» **TASK TO CARRY OUT**
Copy every record below exactly.

###

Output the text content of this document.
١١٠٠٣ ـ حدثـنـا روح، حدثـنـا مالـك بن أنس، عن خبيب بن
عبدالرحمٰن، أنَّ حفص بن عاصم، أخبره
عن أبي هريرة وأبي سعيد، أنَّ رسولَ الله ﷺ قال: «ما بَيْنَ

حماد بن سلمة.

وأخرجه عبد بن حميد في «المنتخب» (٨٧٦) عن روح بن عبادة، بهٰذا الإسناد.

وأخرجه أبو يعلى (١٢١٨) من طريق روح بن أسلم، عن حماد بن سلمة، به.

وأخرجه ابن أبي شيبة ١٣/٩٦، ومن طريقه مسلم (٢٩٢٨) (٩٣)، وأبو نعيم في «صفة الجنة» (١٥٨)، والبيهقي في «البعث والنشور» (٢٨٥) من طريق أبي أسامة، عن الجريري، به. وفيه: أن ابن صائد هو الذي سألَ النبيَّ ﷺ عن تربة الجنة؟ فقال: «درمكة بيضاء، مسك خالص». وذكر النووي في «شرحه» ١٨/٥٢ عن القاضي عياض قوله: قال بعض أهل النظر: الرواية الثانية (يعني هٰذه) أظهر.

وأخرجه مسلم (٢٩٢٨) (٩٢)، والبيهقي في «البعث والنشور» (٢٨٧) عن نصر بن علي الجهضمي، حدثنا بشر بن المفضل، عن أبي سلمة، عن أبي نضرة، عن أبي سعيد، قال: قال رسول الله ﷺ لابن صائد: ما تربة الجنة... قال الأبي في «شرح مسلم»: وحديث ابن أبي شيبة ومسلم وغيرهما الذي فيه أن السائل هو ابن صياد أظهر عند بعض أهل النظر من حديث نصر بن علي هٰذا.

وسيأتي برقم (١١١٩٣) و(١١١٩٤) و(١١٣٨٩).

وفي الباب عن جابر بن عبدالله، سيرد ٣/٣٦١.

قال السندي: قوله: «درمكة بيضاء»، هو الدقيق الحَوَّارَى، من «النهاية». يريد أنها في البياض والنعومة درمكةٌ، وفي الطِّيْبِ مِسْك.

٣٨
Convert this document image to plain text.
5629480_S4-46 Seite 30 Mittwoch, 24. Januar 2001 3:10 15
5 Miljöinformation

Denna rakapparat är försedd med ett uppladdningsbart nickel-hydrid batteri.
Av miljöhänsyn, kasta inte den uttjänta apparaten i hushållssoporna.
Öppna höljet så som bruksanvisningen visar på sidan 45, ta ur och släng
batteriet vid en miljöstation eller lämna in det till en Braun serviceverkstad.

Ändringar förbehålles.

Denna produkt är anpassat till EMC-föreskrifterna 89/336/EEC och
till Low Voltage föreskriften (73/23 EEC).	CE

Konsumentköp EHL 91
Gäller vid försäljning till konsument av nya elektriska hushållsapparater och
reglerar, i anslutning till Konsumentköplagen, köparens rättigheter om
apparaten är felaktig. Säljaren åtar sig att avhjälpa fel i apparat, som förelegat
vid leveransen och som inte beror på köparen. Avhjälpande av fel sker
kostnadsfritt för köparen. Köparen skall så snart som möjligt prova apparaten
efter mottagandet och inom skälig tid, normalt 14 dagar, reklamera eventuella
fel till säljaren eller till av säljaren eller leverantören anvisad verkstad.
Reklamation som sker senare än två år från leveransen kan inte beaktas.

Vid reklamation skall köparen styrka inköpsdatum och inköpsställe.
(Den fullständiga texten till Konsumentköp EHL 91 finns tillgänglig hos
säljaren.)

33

###

» **RESPONSE BELOW**
Output the text content of this document.
١١٠٠٣ ـ حدثـنـا روح، حدثـنـا مالـك بن أنس، عن خبيب بن
عبدالرحمٰن، أنَّ حفص بن عاصم، أخبره
عن أبي هريرة وأبي سعيد، أنَّ رسولَ الله ﷺ قال: «ما بَيْنَ

حماد بن سلمة.

وأخرجه عبد بن حميد في «المنتخب» (٨٧٦) عن روح بن عبادة، بهٰذا الإسناد.

وأخرجه أبو يعلى (١٢١٨) من طريق روح بن أسلم، عن حماد بن سلمة، به.

وأخرجه ابن أبي شيبة ١٣/٩٦، ومن طريقه مسلم (٢٩٢٨) (٩٣)، وأبو نعيم في «صفة الجنة» (١٥٨)، والبيهقي في «البعث والنشور» (٢٨٥) من طريق أبي أسامة، عن الجريري، به. وفيه: أن ابن صائد هو الذي سألَ النبيَّ ﷺ عن تربة الجنة؟ فقال: «درمكة بيضاء، مسك خالص». وذكر النووي في «شرحه» ١٨/٥٢ عن القاضي عياض قوله: قال بعض أهل النظر: الرواية الثانية (يعني هٰذه) أظهر.

وأخرجه مسلم (٢٩٢٨) (٩٢)، والبيهقي في «البعث والنشور» (٢٨٧) عن نصر بن علي الجهضمي، حدثنا بشر بن المفضل، عن أبي سلمة، عن أبي نضرة، عن أبي سعيد، قال: قال رسول الله ﷺ لابن صائد: ما تربة الجنة... قال الأبي في «شرح مسلم»: وحديث ابن أبي شيبة ومسلم وغيرهما الذي فيه أن السائل هو ابن صياد أظهر عند بعض أهل النظر من حديث نصر بن علي هٰذا.

وسيأتي برقم (١١١٩٣) و(١١١٩٤) و(١١٣٨٩).

وفي الباب عن جابر بن عبدالله، سيرد ٣/٣٦١.

قال السندي: قوله: «درمكة بيضاء»، هو الدقيق الحَوَّارَى، من «النهاية». يريد أنها في البياض والنعومة درمكةٌ، وفي الطِّيْبِ مِسْك.

٣٨
Convert this document image to plain text.
5629480_S4-46 Seite 30 Mittwoch, 24. Januar 2001 3:10 15
5 Miljöinformation

Denna rakapparat är försedd med ett uppladdningsbart nickel-hydrid batteri.
Av miljöhänsyn, kasta inte den uttjänta apparaten i hushållssoporna.
Öppna höljet så som bruksanvisningen visar på sidan 45, ta ur och släng
batteriet vid en miljöstation eller lämna in det till en Braun serviceverkstad.

Ändringar förbehålles.

Denna produkt är anpassat till EMC-föreskrifterna 89/336/EEC och
till Low Voltage föreskriften (73/23 EEC).	CE

Konsumentköp EHL 91
Gäller vid försäljning till konsument av nya elektriska hushållsapparater och
reglerar, i anslutning till Konsumentköplagen, köparens rättigheter om
apparaten är felaktig. Säljaren åtar sig att avhjälpa fel i apparat, som förelegat
vid leveransen och som inte beror på köparen. Avhjälpande av fel sker
kostnadsfritt för köparen. Köparen skall så snart som möjligt prova apparaten
efter mottagandet och inom skälig tid, normalt 14 dagar, reklamera eventuella
fel till säljaren eller till av säljaren eller leverantören anvisad verkstad.
Reklamation som sker senare än två år från leveransen kan inte beaktas.

Vid reklamation skall köparen styrka inköpsdatum och inköpsställe.
(Den fullständiga texten till Konsumentköp EHL 91 finns tillgänglig hos
säljaren.)

33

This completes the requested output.